§ What is being asked: Can you give all the records again without altering a single character?

** Start Information given **

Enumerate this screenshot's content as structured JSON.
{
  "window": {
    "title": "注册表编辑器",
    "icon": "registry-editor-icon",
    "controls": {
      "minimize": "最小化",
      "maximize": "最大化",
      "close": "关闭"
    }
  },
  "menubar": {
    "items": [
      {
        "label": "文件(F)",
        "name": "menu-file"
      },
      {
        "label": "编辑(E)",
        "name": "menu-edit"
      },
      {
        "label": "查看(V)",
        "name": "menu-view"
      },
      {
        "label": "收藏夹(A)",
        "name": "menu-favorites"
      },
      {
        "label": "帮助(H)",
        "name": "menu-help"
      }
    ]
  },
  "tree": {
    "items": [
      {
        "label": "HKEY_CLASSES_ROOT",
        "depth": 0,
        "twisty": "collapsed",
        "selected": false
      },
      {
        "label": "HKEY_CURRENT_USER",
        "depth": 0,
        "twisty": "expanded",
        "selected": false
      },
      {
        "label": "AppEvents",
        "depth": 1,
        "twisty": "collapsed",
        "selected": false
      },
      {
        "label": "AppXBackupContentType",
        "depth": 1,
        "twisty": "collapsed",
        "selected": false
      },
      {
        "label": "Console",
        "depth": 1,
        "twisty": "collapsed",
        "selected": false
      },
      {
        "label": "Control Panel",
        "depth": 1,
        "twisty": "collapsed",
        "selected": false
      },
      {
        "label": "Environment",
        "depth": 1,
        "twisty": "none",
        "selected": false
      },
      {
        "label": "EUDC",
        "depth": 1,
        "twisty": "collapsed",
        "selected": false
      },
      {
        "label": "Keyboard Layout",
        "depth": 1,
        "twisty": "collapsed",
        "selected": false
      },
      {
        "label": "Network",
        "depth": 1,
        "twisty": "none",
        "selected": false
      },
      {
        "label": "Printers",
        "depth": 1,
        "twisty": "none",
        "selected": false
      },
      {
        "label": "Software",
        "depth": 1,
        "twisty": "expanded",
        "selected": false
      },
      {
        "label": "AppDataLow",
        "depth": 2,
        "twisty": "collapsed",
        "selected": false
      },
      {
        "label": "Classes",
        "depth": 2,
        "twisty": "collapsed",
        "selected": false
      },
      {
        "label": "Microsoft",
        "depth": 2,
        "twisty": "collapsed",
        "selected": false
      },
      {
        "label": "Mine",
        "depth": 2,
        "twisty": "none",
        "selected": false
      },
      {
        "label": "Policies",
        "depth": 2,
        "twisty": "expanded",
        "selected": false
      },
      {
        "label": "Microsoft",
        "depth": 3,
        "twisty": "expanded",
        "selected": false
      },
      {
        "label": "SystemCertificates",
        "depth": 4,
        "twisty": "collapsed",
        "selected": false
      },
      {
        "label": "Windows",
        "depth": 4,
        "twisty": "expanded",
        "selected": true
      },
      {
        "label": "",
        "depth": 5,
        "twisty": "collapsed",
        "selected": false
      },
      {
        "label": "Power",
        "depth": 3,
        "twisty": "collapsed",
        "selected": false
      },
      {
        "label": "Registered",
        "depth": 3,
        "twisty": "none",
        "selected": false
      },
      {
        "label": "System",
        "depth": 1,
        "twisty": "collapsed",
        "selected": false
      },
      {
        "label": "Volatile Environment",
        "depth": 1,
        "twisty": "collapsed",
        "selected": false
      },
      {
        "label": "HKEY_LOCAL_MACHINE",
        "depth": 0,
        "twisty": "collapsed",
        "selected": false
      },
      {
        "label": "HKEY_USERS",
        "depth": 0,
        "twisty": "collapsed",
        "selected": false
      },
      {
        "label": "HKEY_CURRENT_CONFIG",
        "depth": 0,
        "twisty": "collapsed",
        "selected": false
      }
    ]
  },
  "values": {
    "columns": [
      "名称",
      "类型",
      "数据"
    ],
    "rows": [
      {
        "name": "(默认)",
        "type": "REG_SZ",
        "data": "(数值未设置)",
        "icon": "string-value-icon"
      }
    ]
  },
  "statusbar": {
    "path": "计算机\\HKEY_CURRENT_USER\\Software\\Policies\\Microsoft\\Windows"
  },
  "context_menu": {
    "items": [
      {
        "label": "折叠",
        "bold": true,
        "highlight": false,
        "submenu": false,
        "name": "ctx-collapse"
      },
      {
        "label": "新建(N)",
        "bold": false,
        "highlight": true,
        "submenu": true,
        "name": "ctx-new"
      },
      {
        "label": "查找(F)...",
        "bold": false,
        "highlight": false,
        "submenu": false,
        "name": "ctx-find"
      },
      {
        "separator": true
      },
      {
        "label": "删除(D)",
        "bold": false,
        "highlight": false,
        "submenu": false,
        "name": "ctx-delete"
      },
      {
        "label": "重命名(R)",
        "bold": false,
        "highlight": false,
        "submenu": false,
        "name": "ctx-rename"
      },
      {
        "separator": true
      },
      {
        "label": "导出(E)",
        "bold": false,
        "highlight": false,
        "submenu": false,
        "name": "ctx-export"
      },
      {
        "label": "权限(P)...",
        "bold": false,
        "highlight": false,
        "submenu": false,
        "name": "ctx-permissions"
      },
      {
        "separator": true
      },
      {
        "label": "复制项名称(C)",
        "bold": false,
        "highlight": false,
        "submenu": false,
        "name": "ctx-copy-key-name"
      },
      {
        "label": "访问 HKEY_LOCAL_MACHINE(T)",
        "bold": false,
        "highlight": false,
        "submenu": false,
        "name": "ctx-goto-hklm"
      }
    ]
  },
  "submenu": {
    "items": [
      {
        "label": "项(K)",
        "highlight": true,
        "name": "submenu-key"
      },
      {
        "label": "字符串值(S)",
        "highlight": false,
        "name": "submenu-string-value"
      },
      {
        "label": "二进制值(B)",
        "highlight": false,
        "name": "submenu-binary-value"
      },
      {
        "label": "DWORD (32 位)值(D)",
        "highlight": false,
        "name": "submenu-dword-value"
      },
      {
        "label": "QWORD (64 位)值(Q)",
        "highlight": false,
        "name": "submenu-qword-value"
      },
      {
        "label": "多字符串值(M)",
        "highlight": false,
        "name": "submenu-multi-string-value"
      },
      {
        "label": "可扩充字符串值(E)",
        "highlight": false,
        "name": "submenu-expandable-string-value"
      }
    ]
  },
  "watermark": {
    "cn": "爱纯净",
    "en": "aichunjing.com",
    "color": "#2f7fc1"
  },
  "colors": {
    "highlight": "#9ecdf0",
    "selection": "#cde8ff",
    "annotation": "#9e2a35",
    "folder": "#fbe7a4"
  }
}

** End Information given **

§ Response to this exercise:
Enumerate this screenshot's content as structured JSON.
{
  "window": {
    "title": "注册表编辑器",
    "icon": "registry-editor-icon",
    "controls": {
      "minimize": "最小化",
      "maximize": "最大化",
      "close": "关闭"
    }
  },
  "menubar": {
    "items": [
      {
        "label": "文件(F)",
        "name": "menu-file"
      },
      {
        "label": "编辑(E)",
        "name": "menu-edit"
      },
      {
        "label": "查看(V)",
        "name": "menu-view"
      },
      {
        "label": "收藏夹(A)",
        "name": "menu-favorites"
      },
      {
        "label": "帮助(H)",
        "name": "menu-help"
      }
    ]
  },
  "tree": {
    "items": [
      {
        "label": "HKEY_CLASSES_ROOT",
        "depth": 0,
        "twisty": "collapsed",
        "selected": false
      },
      {
        "label": "HKEY_CURRENT_USER",
        "depth": 0,
        "twisty": "expanded",
        "selected": false
      },
      {
        "label": "AppEvents",
        "depth": 1,
        "twisty": "collapsed",
        "selected": false
      },
      {
        "label": "AppXBackupContentType",
        "depth": 1,
        "twisty": "collapsed",
        "selected": false
      },
      {
        "label": "Console",
        "depth": 1,
        "twisty": "collapsed",
        "selected": false
      },
      {
        "label": "Control Panel",
        "depth": 1,
        "twisty": "collapsed",
        "selected": false
      },
      {
        "label": "Environment",
        "depth": 1,
        "twisty": "none",
        "selected": false
      },
      {
        "label": "EUDC",
        "depth": 1,
        "twisty": "collapsed",
        "selected": false
      },
      {
        "label": "Keyboard Layout",
        "depth": 1,
        "twisty": "collapsed",
        "selected": false
      },
      {
        "label": "Network",
        "depth": 1,
        "twisty": "none",
        "selected": false
      },
      {
        "label": "Printers",
        "depth": 1,
        "twisty": "none",
        "selected": false
      },
      {
        "label": "Software",
        "depth": 1,
        "twisty": "expanded",
        "selected": false
      },
      {
        "label": "AppDataLow",
        "depth": 2,
        "twisty": "collapsed",
        "selected": false
      },
      {
        "label": "Classes",
        "depth": 2,
        "twisty": "collapsed",
        "selected": false
      },
      {
        "label": "Microsoft",
        "depth": 2,
        "twisty": "collapsed",
        "selected": false
      },
      {
        "label": "Mine",
        "depth": 2,
        "twisty": "none",
        "selected": false
      },
      {
        "label": "Policies",
        "depth": 2,
        "twisty": "expanded",
        "selected": false
      },
      {
        "label": "Microsoft",
        "depth": 3,
        "twisty": "expanded",
        "selected": false
      },
      {
        "label": "SystemCertificates",
        "depth": 4,
        "twisty": "collapsed",
        "selected": false
      },
      {
        "label": "Windows",
        "depth": 4,
        "twisty": "expanded",
        "selected": true
      },
      {
        "label": "",
        "depth": 5,
        "twisty": "collapsed",
        "selected": false
      },
      {
        "label": "Power",
        "depth": 3,
        "twisty": "collapsed",
        "selected": false
      },
      {
        "label": "Registered",
        "depth": 3,
        "twisty": "none",
        "selected": false
      },
      {
        "label": "System",
        "depth": 1,
        "twisty": "collapsed",
        "selected": false
      },
      {
        "label": "Volatile Environment",
        "depth": 1,
        "twisty": "collapsed",
        "selected": false
      },
      {
        "label": "HKEY_LOCAL_MACHINE",
        "depth": 0,
        "twisty": "collapsed",
        "selected": false
      },
      {
        "label": "HKEY_USERS",
        "depth": 0,
        "twisty": "collapsed",
        "selected": false
      },
      {
        "label": "HKEY_CURRENT_CONFIG",
        "depth": 0,
        "twisty": "collapsed",
        "selected": false
      }
    ]
  },
  "values": {
    "columns": [
      "名称",
      "类型",
      "数据"
    ],
    "rows": [
      {
        "name": "(默认)",
        "type": "REG_SZ",
        "data": "(数值未设置)",
        "icon": "string-value-icon"
      }
    ]
  },
  "statusbar": {
    "path": "计算机\\HKEY_CURRENT_USER\\Software\\Policies\\Microsoft\\Windows"
  },
  "context_menu": {
    "items": [
      {
        "label": "折叠",
        "bold": true,
        "highlight": false,
        "submenu": false,
        "name": "ctx-collapse"
      },
      {
        "label": "新建(N)",
        "bold": false,
        "highlight": true,
        "submenu": true,
        "name": "ctx-new"
      },
      {
        "label": "查找(F)...",
        "bold": false,
        "highlight": false,
        "submenu": false,
        "name": "ctx-find"
      },
      {
        "separator": true
      },
      {
        "label": "删除(D)",
        "bold": false,
        "highlight": false,
        "submenu": false,
        "name": "ctx-delete"
      },
      {
        "label": "重命名(R)",
        "bold": false,
        "highlight": false,
        "submenu": false,
        "name": "ctx-rename"
      },
      {
        "separator": true
      },
      {
        "label": "导出(E)",
        "bold": false,
        "highlight": false,
        "submenu": false,
        "name": "ctx-export"
      },
      {
        "label": "权限(P)...",
        "bold": false,
        "highlight": false,
        "submenu": false,
        "name": "ctx-permissions"
      },
      {
        "separator": true
      },
      {
        "label": "复制项名称(C)",
        "bold": false,
        "highlight": false,
        "submenu": false,
        "name": "ctx-copy-key-name"
      },
      {
        "label": "访问 HKEY_LOCAL_MACHINE(T)",
        "bold": false,
        "highlight": false,
        "submenu": false,
        "name": "ctx-goto-hklm"
      }
    ]
  },
  "submenu": {
    "items": [
      {
        "label": "项(K)",
        "highlight": true,
        "name": "submenu-key"
      },
      {
        "label": "字符串值(S)",
        "highlight": false,
        "name": "submenu-string-value"
      },
      {
        "label": "二进制值(B)",
        "highlight": false,
        "name": "submenu-binary-value"
      },
      {
        "label": "DWORD (32 位)值(D)",
        "highlight": false,
        "name": "submenu-dword-value"
      },
      {
        "label": "QWORD (64 位)值(Q)",
        "highlight": false,
        "name": "submenu-qword-value"
      },
      {
        "label": "多字符串值(M)",
        "highlight": false,
        "name": "submenu-multi-string-value"
      },
      {
        "label": "可扩充字符串值(E)",
        "highlight": false,
        "name": "submenu-expandable-string-value"
      }
    ]
  },
  "watermark": {
    "cn": "爱纯净",
    "en": "aichunjing.com",
    "color": "#2f7fc1"
  },
  "colors": {
    "highlight": "#9ecdf0",
    "selection": "#cde8ff",
    "annotation": "#9e2a35",
    "folder": "#fbe7a4"
  }
}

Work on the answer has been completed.